Stored data:
= = = =

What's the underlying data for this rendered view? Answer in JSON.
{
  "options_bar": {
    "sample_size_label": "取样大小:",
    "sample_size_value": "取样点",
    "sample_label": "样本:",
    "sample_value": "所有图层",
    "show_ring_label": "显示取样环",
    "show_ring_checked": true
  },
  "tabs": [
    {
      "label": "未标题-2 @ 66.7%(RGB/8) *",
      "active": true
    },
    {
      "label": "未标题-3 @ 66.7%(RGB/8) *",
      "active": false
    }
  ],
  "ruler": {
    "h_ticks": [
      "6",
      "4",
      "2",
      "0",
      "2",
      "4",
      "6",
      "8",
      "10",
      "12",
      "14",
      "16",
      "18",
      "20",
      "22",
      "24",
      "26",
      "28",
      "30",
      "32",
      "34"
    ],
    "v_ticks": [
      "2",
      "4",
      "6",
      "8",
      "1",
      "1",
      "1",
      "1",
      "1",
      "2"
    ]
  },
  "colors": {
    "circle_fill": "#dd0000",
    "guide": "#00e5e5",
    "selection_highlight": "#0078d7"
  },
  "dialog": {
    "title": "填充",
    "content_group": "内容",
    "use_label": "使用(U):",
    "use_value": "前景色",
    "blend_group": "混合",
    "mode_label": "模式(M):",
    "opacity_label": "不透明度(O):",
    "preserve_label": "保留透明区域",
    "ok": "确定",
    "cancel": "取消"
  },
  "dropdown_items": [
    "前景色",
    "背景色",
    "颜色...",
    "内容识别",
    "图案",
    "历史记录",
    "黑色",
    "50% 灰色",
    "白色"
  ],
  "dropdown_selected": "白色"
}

= = = =

◆ **Task brief**
Repeat the data precisely, line by line.

◆ **Written answer**
What's the underlying data for this rendered view? Answer in JSON.
{
  "options_bar": {
    "sample_size_label": "取样大小:",
    "sample_size_value": "取样点",
    "sample_label": "样本:",
    "sample_value": "所有图层",
    "show_ring_label": "显示取样环",
    "show_ring_checked": true
  },
  "tabs": [
    {
      "label": "未标题-2 @ 66.7%(RGB/8) *",
      "active": true
    },
    {
      "label": "未标题-3 @ 66.7%(RGB/8) *",
      "active": false
    }
  ],
  "ruler": {
    "h_ticks": [
      "6",
      "4",
      "2",
      "0",
      "2",
      "4",
      "6",
      "8",
      "10",
      "12",
      "14",
      "16",
      "18",
      "20",
      "22",
      "24",
      "26",
      "28",
      "30",
      "32",
      "34"
    ],
    "v_ticks": [
      "2",
      "4",
      "6",
      "8",
      "1",
      "1",
      "1",
      "1",
      "1",
      "2"
    ]
  },
  "colors": {
    "circle_fill": "#dd0000",
    "guide": "#00e5e5",
    "selection_highlight": "#0078d7"
  },
  "dialog": {
    "title": "填充",
    "content_group": "内容",
    "use_label": "使用(U):",
    "use_value": "前景色",
    "blend_group": "混合",
    "mode_label": "模式(M):",
    "opacity_label": "不透明度(O):",
    "preserve_label": "保留透明区域",
    "ok": "确定",
    "cancel": "取消"
  },
  "dropdown_items": [
    "前景色",
    "背景色",
    "颜色...",
    "内容识别",
    "图案",
    "历史记录",
    "黑色",
    "50% 灰色",
    "白色"
  ],
  "dropdown_selected": "白色"
}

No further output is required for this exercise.